Please write out the material below exactly as given.

▸ LISTED ENTRIES:
▼

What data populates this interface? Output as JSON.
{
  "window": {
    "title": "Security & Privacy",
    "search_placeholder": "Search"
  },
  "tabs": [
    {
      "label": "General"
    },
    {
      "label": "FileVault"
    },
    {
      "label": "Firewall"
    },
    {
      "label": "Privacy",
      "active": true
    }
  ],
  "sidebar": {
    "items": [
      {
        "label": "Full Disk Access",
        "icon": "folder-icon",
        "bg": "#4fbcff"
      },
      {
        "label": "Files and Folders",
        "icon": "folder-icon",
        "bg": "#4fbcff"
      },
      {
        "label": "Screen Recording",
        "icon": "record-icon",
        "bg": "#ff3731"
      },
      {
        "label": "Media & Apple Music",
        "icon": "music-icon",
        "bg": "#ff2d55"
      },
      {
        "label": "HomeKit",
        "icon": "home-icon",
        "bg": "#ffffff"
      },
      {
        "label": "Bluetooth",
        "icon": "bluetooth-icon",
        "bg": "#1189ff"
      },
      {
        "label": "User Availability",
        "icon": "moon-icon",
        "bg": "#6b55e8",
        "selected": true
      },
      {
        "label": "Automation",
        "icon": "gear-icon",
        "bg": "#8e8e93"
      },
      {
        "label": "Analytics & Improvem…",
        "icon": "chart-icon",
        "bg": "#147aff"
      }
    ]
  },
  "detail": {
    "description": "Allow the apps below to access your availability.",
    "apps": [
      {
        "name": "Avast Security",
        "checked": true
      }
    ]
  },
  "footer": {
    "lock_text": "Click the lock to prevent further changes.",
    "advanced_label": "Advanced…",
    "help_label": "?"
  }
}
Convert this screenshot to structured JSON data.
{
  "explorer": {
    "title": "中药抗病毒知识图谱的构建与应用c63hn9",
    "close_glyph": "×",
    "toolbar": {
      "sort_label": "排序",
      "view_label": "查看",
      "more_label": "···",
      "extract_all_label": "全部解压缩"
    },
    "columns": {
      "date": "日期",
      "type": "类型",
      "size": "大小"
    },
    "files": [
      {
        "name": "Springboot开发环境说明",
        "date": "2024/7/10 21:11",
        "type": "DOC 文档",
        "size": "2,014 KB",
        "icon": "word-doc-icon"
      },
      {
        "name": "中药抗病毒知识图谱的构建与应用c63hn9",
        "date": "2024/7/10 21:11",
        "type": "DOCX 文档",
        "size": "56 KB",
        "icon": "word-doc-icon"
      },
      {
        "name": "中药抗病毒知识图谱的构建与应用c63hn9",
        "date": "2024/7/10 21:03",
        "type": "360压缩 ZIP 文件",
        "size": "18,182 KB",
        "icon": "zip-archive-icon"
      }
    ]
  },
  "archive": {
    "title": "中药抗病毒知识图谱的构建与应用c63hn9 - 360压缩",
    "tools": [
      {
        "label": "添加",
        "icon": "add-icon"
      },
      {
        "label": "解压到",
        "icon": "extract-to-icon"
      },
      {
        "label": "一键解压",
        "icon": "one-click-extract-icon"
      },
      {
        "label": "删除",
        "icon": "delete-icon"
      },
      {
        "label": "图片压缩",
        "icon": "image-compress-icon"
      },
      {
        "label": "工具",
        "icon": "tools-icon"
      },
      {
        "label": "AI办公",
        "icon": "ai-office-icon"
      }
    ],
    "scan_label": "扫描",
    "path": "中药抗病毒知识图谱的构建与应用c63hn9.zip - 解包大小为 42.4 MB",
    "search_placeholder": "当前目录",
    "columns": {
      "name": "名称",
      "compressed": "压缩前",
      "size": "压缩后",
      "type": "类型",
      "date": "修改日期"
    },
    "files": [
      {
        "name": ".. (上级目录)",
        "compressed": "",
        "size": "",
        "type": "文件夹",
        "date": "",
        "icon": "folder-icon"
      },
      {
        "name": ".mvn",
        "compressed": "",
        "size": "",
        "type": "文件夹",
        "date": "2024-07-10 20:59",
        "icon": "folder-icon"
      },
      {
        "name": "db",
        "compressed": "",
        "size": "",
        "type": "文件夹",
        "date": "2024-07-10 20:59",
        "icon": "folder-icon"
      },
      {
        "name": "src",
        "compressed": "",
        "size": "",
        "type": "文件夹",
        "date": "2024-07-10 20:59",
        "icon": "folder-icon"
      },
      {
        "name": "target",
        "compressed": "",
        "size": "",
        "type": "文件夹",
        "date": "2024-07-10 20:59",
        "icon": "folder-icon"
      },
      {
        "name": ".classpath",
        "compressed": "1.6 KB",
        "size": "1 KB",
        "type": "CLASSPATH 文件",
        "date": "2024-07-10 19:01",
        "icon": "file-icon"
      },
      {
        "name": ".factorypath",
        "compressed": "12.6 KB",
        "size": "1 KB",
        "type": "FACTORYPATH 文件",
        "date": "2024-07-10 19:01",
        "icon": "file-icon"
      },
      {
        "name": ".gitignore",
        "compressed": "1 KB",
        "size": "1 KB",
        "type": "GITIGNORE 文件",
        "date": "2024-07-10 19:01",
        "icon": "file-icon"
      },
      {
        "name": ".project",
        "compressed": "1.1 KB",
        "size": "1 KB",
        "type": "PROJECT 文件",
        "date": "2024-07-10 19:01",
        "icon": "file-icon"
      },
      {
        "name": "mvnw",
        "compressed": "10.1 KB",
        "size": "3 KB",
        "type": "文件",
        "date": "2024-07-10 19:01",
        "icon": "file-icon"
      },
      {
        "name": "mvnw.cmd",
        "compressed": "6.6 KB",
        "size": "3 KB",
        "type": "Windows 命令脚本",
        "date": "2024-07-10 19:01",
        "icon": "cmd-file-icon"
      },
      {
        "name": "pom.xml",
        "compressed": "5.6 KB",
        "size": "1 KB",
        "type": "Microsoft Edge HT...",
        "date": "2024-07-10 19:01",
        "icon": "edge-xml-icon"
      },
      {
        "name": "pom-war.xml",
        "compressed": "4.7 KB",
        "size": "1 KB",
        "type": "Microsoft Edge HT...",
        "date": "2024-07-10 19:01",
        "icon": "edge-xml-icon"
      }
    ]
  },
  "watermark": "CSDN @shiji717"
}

▲

▸ WRITTEN REPLY:
What data populates this interface? Output as JSON.
{
  "window": {
    "title": "Security & Privacy",
    "search_placeholder": "Search"
  },
  "tabs": [
    {
      "label": "General"
    },
    {
      "label": "FileVault"
    },
    {
      "label": "Firewall"
    },
    {
      "label": "Privacy",
      "active": true
    }
  ],
  "sidebar": {
    "items": [
      {
        "label": "Full Disk Access",
        "icon": "folder-icon",
        "bg": "#4fbcff"
      },
      {
        "label": "Files and Folders",
        "icon": "folder-icon",
        "bg": "#4fbcff"
      },
      {
        "label": "Screen Recording",
        "icon": "record-icon",
        "bg": "#ff3731"
      },
      {
        "label": "Media & Apple Music",
        "icon": "music-icon",
        "bg": "#ff2d55"
      },
      {
        "label": "HomeKit",
        "icon": "home-icon",
        "bg": "#ffffff"
      },
      {
        "label": "Bluetooth",
        "icon": "bluetooth-icon",
        "bg": "#1189ff"
      },
      {
        "label": "User Availability",
        "icon": "moon-icon",
        "bg": "#6b55e8",
        "selected": true
      },
      {
        "label": "Automation",
        "icon": "gear-icon",
        "bg": "#8e8e93"
      },
      {
        "label": "Analytics & Improvem…",
        "icon": "chart-icon",
        "bg": "#147aff"
      }
    ]
  },
  "detail": {
    "description": "Allow the apps below to access your availability.",
    "apps": [
      {
        "name": "Avast Security",
        "checked": true
      }
    ]
  },
  "footer": {
    "lock_text": "Click the lock to prevent further changes.",
    "advanced_label": "Advanced…",
    "help_label": "?"
  }
}
Convert this screenshot to structured JSON data.
{
  "explorer": {
    "title": "中药抗病毒知识图谱的构建与应用c63hn9",
    "close_glyph": "×",
    "toolbar": {
      "sort_label": "排序",
      "view_label": "查看",
      "more_label": "···",
      "extract_all_label": "全部解压缩"
    },
    "columns": {
      "date": "日期",
      "type": "类型",
      "size": "大小"
    },
    "files": [
      {
        "name": "Springboot开发环境说明",
        "date": "2024/7/10 21:11",
        "type": "DOC 文档",
        "size": "2,014 KB",
        "icon": "word-doc-icon"
      },
      {
        "name": "中药抗病毒知识图谱的构建与应用c63hn9",
        "date": "2024/7/10 21:11",
        "type": "DOCX 文档",
        "size": "56 KB",
        "icon": "word-doc-icon"
      },
      {
        "name": "中药抗病毒知识图谱的构建与应用c63hn9",
        "date": "2024/7/10 21:03",
        "type": "360压缩 ZIP 文件",
        "size": "18,182 KB",
        "icon": "zip-archive-icon"
      }
    ]
  },
  "archive": {
    "title": "中药抗病毒知识图谱的构建与应用c63hn9 - 360压缩",
    "tools": [
      {
        "label": "添加",
        "icon": "add-icon"
      },
      {
        "label": "解压到",
        "icon": "extract-to-icon"
      },
      {
        "label": "一键解压",
        "icon": "one-click-extract-icon"
      },
      {
        "label": "删除",
        "icon": "delete-icon"
      },
      {
        "label": "图片压缩",
        "icon": "image-compress-icon"
      },
      {
        "label": "工具",
        "icon": "tools-icon"
      },
      {
        "label": "AI办公",
        "icon": "ai-office-icon"
      }
    ],
    "scan_label": "扫描",
    "path": "中药抗病毒知识图谱的构建与应用c63hn9.zip - 解包大小为 42.4 MB",
    "search_placeholder": "当前目录",
    "columns": {
      "name": "名称",
      "compressed": "压缩前",
      "size": "压缩后",
      "type": "类型",
      "date": "修改日期"
    },
    "files": [
      {
        "name": ".. (上级目录)",
        "compressed": "",
        "size": "",
        "type": "文件夹",
        "date": "",
        "icon": "folder-icon"
      },
      {
        "name": ".mvn",
        "compressed": "",
        "size": "",
        "type": "文件夹",
        "date": "2024-07-10 20:59",
        "icon": "folder-icon"
      },
      {
        "name": "db",
        "compressed": "",
        "size": "",
        "type": "文件夹",
        "date": "2024-07-10 20:59",
        "icon": "folder-icon"
      },
      {
        "name": "src",
        "compressed": "",
        "size": "",
        "type": "文件夹",
        "date": "2024-07-10 20:59",
        "icon": "folder-icon"
      },
      {
        "name": "target",
        "compressed": "",
        "size": "",
        "type": "文件夹",
        "date": "2024-07-10 20:59",
        "icon": "folder-icon"
      },
      {
        "name": ".classpath",
        "compressed": "1.6 KB",
        "size": "1 KB",
        "type": "CLASSPATH 文件",
        "date": "2024-07-10 19:01",
        "icon": "file-icon"
      },
      {
        "name": ".factorypath",
        "compressed": "12.6 KB",
        "size": "1 KB",
        "type": "FACTORYPATH 文件",
        "date": "2024-07-10 19:01",
        "icon": "file-icon"
      },
      {
        "name": ".gitignore",
        "compressed": "1 KB",
        "size": "1 KB",
        "type": "GITIGNORE 文件",
        "date": "2024-07-10 19:01",
        "icon": "file-icon"
      },
      {
        "name": ".project",
        "compressed": "1.1 KB",
        "size": "1 KB",
        "type": "PROJECT 文件",
        "date": "2024-07-10 19:01",
        "icon": "file-icon"
      },
      {
        "name": "mvnw",
        "compressed": "10.1 KB",
        "size": "3 KB",
        "type": "文件",
        "date": "2024-07-10 19:01",
        "icon": "file-icon"
      },
      {
        "name": "mvnw.cmd",
        "compressed": "6.6 KB",
        "size": "3 KB",
        "type": "Windows 命令脚本",
        "date": "2024-07-10 19:01",
        "icon": "cmd-file-icon"
      },
      {
        "name": "pom.xml",
        "compressed": "5.6 KB",
        "size": "1 KB",
        "type": "Microsoft Edge HT...",
        "date": "2024-07-10 19:01",
        "icon": "edge-xml-icon"
      },
      {
        "name": "pom-war.xml",
        "compressed": "4.7 KB",
        "size": "1 KB",
        "type": "Microsoft Edge HT...",
        "date": "2024-07-10 19:01",
        "icon": "edge-xml-icon"
      }
    ]
  },
  "watermark": "CSDN @shiji717"
}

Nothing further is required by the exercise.